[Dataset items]
---+---

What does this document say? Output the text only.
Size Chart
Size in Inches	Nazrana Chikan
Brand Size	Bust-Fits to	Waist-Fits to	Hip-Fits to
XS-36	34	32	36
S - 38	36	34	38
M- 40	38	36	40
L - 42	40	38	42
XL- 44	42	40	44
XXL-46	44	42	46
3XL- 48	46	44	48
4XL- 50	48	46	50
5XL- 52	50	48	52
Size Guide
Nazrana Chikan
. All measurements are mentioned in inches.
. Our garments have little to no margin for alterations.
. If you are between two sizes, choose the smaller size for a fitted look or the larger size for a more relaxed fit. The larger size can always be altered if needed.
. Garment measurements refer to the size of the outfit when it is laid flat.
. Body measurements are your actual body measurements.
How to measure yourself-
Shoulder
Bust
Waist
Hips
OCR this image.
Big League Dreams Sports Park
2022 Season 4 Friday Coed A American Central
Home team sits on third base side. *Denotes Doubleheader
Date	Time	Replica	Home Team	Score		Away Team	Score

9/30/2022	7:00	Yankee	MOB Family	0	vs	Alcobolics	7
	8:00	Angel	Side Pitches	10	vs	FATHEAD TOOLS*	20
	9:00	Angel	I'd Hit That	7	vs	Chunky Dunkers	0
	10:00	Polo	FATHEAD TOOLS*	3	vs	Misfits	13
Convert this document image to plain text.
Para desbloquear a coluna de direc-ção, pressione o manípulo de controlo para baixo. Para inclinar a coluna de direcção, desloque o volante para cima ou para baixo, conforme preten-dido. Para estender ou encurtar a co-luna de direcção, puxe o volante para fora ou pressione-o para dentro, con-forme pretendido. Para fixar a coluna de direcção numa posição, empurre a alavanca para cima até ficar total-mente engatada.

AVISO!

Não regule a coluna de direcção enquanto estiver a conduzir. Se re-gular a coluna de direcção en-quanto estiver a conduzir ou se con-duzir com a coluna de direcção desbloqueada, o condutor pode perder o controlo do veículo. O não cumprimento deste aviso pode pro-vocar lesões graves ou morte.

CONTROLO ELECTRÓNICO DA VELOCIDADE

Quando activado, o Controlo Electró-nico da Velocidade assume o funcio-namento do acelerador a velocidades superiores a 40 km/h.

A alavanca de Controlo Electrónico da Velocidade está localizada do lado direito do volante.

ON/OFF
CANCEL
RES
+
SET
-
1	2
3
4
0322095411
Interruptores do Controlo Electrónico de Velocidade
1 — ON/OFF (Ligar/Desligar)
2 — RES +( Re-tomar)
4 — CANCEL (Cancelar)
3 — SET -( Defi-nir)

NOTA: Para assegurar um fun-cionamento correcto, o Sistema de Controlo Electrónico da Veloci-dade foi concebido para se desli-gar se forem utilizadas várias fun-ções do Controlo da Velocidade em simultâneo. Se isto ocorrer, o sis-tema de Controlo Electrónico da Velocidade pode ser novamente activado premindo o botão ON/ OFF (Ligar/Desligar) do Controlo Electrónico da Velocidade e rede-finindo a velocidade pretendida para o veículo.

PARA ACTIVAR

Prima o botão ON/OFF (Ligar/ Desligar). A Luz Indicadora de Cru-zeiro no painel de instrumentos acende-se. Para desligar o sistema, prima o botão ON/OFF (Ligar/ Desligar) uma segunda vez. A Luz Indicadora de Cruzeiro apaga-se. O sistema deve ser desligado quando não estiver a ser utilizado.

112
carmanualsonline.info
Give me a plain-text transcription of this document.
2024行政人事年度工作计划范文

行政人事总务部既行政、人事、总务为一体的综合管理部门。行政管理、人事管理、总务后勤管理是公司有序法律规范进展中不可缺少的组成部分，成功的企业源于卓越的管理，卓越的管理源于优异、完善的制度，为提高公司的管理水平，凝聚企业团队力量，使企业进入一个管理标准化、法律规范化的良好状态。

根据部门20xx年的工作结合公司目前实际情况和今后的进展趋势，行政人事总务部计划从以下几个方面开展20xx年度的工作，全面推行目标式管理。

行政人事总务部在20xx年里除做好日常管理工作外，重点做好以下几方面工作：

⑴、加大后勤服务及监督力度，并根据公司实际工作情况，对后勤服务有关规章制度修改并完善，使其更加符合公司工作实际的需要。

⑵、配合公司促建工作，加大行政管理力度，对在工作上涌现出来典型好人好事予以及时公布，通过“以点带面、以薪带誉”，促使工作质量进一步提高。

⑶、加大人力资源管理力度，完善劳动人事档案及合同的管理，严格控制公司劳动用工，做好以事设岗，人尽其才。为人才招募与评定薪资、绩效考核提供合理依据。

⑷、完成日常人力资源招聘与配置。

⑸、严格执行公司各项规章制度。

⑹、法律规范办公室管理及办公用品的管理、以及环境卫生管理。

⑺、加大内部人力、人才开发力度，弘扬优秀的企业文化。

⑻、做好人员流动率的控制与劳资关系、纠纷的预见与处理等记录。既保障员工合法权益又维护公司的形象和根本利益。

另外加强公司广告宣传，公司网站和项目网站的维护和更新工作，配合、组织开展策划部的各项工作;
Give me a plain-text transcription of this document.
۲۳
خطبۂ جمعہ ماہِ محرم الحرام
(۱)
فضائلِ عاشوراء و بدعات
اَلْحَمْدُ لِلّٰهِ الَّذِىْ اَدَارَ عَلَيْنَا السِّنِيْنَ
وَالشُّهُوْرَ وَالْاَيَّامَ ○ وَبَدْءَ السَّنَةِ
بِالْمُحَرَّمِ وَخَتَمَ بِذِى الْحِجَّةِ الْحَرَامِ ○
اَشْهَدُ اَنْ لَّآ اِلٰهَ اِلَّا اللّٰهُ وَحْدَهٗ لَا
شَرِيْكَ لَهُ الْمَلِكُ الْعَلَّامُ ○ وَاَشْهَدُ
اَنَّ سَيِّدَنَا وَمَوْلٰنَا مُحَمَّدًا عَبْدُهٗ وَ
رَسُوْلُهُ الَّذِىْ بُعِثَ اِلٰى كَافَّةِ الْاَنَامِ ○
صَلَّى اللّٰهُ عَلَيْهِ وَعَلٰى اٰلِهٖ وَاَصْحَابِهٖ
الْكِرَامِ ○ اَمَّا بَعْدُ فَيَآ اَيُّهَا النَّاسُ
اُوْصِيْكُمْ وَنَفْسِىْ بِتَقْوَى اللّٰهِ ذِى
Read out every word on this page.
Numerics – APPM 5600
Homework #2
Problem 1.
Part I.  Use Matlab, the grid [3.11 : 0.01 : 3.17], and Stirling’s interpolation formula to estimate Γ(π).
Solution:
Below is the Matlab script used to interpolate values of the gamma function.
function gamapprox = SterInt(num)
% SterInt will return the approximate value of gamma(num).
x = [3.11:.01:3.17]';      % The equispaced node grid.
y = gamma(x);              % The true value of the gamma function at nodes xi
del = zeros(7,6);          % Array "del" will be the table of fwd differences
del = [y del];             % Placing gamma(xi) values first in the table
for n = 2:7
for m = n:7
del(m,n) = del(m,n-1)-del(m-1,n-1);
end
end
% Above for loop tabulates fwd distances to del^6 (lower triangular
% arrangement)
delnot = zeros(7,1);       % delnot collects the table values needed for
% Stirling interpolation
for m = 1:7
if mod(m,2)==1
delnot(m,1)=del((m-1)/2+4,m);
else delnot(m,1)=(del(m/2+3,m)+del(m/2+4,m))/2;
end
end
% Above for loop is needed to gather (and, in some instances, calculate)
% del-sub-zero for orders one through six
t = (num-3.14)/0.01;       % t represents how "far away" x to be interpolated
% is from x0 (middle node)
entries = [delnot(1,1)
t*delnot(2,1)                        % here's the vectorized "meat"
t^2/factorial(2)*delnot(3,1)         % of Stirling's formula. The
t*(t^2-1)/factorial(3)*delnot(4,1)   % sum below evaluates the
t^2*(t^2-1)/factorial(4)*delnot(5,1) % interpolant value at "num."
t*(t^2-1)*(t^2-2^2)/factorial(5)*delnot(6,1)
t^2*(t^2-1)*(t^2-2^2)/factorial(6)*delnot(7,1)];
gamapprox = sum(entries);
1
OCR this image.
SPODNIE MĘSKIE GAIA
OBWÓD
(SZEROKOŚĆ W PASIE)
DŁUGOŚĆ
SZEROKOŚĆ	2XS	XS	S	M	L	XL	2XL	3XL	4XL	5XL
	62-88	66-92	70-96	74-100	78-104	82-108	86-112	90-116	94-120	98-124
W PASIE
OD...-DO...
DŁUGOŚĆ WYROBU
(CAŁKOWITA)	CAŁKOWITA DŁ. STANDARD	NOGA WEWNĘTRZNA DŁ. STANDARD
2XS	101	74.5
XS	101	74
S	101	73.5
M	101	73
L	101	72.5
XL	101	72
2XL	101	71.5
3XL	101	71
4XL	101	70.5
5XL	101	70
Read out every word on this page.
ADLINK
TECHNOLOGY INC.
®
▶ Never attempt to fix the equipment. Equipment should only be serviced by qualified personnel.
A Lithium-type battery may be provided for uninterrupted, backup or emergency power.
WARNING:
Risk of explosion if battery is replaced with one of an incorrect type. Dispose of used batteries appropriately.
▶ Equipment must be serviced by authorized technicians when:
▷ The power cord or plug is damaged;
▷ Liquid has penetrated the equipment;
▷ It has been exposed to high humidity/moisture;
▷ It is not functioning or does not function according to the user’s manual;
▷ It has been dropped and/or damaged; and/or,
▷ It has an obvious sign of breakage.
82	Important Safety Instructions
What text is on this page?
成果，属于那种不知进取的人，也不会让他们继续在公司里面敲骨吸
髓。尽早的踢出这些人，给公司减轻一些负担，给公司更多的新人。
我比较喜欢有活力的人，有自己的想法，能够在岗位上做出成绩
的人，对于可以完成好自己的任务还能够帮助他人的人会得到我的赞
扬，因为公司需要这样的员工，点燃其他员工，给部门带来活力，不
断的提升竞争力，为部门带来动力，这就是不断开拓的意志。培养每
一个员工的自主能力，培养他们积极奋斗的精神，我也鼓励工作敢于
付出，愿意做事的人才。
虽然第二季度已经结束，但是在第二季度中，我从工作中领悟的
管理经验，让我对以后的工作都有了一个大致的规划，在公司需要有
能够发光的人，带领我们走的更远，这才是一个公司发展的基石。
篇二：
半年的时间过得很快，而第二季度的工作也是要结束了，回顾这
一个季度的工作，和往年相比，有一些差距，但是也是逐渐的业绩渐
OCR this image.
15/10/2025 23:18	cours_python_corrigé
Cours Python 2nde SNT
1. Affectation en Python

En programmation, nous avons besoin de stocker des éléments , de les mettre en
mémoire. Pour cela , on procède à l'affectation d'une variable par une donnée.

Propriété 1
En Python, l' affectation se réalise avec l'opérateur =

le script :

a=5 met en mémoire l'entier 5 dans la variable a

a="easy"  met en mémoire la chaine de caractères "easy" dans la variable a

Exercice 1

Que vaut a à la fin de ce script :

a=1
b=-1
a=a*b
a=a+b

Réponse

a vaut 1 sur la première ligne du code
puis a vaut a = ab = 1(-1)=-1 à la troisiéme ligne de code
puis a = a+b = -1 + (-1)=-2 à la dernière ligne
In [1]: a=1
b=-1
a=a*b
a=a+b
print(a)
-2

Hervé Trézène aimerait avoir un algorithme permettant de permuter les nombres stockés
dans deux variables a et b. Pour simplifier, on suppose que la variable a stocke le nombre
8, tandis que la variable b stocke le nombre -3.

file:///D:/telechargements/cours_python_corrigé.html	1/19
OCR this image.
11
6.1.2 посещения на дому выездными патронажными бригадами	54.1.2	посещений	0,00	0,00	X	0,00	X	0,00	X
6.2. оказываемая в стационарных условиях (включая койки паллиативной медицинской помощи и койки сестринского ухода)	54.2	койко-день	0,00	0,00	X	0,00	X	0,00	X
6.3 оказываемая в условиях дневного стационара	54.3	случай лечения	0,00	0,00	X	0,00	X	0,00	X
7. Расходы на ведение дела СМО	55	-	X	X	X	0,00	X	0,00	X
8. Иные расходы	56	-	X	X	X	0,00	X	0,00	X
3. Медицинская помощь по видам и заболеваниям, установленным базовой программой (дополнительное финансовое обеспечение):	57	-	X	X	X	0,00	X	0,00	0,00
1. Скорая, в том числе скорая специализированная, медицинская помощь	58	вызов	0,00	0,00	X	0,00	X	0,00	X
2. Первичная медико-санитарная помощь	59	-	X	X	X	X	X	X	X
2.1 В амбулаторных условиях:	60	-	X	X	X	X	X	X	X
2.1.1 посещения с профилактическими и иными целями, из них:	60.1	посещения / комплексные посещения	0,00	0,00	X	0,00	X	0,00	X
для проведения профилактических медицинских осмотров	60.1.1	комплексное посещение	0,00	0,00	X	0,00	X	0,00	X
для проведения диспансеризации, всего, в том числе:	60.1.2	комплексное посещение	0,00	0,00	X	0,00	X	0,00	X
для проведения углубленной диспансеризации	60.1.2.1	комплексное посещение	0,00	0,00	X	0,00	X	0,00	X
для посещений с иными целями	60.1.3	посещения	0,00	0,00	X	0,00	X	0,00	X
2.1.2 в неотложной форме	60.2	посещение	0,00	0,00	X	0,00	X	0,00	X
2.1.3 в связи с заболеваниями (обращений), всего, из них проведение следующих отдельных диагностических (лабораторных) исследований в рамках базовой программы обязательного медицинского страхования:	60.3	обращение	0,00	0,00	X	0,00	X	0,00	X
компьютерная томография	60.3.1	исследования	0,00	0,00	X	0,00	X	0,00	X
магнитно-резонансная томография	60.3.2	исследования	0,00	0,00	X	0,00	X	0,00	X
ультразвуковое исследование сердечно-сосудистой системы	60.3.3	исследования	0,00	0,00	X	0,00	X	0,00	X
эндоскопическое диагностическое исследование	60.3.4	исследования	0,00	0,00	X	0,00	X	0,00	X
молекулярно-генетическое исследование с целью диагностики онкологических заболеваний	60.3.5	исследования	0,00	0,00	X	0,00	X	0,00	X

---+---

[EXERCISE]: Copy every line above that holds the word "томография".

[OUTPUT FOR THIS EXERCISE]:
компьютерная томография	60.3.1	исследования	0,00	0,00	X	0,00	X	0,00	X
магнитно-резонансная томография	60.3.2	исследования	0,00	0,00	X	0,00	X	0,00	X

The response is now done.